◆ **Recorded information**:
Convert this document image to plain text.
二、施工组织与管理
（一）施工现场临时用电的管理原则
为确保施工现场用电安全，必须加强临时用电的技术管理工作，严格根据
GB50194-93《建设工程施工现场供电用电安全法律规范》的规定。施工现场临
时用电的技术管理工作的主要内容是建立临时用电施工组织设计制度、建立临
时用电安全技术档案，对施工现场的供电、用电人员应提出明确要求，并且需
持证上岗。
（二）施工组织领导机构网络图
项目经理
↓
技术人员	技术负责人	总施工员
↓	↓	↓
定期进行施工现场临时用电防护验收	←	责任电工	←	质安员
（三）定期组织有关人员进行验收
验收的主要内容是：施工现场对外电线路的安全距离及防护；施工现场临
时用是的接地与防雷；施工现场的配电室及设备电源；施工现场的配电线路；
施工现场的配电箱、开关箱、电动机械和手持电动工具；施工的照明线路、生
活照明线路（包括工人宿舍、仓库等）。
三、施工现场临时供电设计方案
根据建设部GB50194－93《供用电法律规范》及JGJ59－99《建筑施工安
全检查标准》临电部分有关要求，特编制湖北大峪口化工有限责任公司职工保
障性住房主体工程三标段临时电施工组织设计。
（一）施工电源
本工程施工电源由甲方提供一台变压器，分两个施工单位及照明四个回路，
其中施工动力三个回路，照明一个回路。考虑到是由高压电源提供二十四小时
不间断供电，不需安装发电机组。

--

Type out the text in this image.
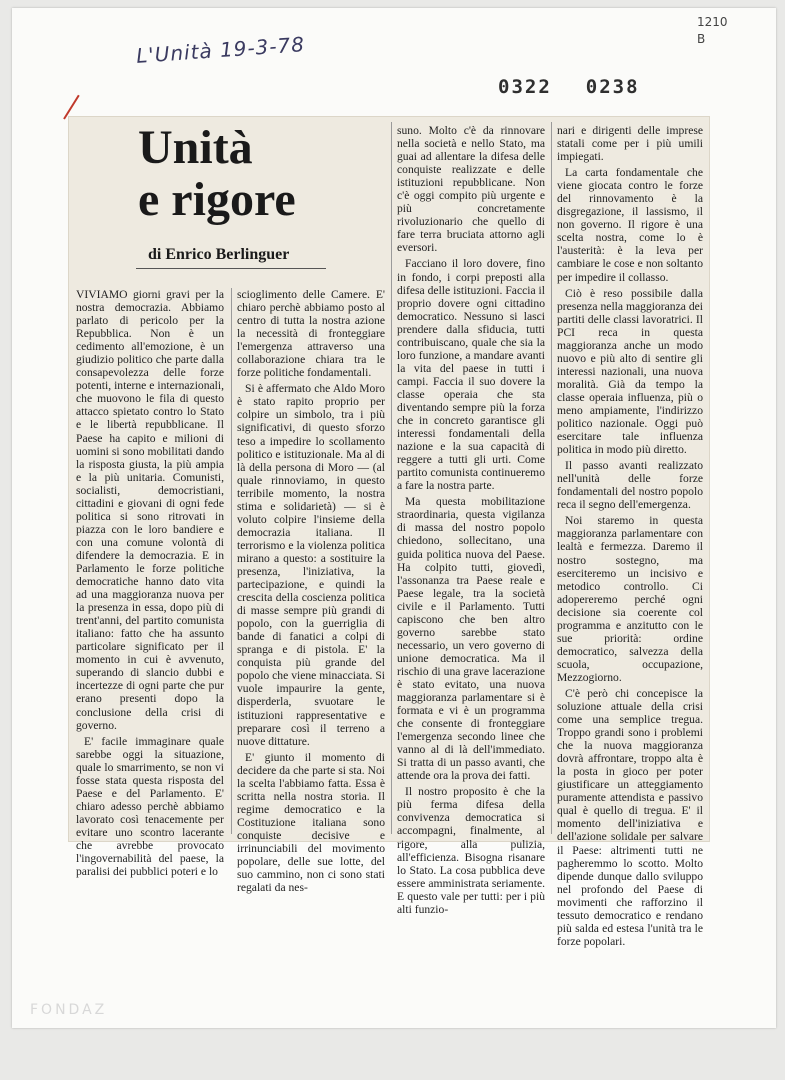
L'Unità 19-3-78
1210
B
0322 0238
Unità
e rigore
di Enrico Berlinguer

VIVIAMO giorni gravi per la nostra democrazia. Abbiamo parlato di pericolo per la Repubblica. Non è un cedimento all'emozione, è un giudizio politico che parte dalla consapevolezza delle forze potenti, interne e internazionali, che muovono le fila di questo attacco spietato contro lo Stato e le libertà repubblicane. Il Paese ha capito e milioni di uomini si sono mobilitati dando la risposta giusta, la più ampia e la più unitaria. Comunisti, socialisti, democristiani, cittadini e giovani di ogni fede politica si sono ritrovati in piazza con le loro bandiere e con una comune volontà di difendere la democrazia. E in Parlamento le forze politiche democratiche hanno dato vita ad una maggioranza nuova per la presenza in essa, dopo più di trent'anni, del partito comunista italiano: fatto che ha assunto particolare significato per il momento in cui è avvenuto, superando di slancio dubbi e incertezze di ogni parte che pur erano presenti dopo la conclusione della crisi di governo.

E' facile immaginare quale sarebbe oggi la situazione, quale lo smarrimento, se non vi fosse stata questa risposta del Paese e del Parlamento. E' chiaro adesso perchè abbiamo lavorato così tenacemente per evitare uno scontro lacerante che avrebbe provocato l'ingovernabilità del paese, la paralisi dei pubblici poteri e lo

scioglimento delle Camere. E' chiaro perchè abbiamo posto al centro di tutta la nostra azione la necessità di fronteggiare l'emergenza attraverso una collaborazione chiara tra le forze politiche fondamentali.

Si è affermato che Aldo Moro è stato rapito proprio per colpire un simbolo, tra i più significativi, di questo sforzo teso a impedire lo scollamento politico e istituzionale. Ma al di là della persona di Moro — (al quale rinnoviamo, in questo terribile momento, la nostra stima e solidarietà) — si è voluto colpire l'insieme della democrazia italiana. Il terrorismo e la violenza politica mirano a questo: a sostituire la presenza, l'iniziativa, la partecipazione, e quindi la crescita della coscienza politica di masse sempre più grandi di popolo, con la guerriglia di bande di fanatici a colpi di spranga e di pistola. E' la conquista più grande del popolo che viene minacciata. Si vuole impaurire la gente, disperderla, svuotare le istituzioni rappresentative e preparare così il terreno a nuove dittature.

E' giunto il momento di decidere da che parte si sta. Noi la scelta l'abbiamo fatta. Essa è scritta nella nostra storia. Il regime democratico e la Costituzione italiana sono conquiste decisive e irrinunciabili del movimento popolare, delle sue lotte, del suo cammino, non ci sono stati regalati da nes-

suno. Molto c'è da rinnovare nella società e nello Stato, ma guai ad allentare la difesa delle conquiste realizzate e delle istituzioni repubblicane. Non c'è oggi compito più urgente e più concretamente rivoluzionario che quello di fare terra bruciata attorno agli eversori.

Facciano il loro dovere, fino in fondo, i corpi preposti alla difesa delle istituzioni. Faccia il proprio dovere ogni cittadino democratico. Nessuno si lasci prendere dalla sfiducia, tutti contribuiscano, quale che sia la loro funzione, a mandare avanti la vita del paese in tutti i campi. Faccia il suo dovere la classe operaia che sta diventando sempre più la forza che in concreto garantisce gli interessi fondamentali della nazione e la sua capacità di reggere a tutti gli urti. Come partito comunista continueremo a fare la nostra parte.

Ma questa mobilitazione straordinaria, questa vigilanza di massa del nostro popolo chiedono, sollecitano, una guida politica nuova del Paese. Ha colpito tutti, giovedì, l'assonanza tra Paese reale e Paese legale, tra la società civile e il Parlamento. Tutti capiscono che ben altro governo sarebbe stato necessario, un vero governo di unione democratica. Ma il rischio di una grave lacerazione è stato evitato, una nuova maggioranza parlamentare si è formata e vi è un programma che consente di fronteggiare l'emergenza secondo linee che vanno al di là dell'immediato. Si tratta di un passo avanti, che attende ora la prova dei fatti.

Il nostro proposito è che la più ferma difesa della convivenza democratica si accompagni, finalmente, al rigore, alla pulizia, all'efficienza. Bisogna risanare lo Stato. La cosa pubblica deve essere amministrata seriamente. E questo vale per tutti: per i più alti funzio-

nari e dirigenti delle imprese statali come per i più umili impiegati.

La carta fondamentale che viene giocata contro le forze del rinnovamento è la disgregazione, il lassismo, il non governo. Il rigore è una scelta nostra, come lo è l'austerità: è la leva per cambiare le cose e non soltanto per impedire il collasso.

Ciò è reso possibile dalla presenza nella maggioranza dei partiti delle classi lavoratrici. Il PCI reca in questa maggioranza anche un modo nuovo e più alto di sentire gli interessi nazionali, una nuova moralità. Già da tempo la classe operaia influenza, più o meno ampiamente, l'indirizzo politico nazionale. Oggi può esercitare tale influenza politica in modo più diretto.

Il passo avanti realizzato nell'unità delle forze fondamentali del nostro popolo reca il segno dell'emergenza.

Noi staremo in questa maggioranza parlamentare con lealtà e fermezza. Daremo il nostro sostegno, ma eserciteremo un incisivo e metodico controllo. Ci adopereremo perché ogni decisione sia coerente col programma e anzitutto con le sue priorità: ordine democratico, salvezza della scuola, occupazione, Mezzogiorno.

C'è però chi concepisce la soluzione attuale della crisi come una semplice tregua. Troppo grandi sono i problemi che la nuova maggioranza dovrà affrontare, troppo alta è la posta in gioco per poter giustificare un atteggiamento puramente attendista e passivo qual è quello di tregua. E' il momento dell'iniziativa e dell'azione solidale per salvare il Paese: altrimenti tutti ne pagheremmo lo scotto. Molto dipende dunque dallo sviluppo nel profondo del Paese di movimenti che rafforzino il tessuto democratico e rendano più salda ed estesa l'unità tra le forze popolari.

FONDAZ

◆ **Work to complete**:
Find every line that holds "image" and copy it.

◆ **Output of the exercise**:
Convert this document image to plain text.
Type out the text in this image.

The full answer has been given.